#### [DATASET]
-- Begin --

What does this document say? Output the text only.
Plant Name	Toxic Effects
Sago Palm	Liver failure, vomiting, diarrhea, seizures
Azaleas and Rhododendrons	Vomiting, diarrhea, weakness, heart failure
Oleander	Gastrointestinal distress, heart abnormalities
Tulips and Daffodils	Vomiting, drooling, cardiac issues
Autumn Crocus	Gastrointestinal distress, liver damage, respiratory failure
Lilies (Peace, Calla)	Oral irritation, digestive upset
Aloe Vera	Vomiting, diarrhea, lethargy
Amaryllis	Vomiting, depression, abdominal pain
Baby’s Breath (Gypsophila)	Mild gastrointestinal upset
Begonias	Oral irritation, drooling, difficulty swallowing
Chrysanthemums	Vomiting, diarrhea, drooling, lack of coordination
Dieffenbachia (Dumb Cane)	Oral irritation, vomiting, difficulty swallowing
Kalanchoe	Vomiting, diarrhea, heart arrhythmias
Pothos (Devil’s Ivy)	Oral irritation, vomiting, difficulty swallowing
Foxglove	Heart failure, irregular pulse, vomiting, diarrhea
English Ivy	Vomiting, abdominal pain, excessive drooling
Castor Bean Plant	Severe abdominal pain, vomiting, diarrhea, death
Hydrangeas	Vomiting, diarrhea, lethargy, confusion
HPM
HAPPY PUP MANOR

-- End --

#### [EXERCISE AIM]
Write out every line exactly as it stands.

#### [FINAL RESULT]
What does this document say? Output the text only.
Plant Name	Toxic Effects
Sago Palm	Liver failure, vomiting, diarrhea, seizures
Azaleas and Rhododendrons	Vomiting, diarrhea, weakness, heart failure
Oleander	Gastrointestinal distress, heart abnormalities
Tulips and Daffodils	Vomiting, drooling, cardiac issues
Autumn Crocus	Gastrointestinal distress, liver damage, respiratory failure
Lilies (Peace, Calla)	Oral irritation, digestive upset
Aloe Vera	Vomiting, diarrhea, lethargy
Amaryllis	Vomiting, depression, abdominal pain
Baby’s Breath (Gypsophila)	Mild gastrointestinal upset
Begonias	Oral irritation, drooling, difficulty swallowing
Chrysanthemums	Vomiting, diarrhea, drooling, lack of coordination
Dieffenbachia (Dumb Cane)	Oral irritation, vomiting, difficulty swallowing
Kalanchoe	Vomiting, diarrhea, heart arrhythmias
Pothos (Devil’s Ivy)	Oral irritation, vomiting, difficulty swallowing
Foxglove	Heart failure, irregular pulse, vomiting, diarrhea
English Ivy	Vomiting, abdominal pain, excessive drooling
Castor Bean Plant	Severe abdominal pain, vomiting, diarrhea, death
Hydrangeas	Vomiting, diarrhea, lethargy, confusion
HPM
HAPPY PUP MANOR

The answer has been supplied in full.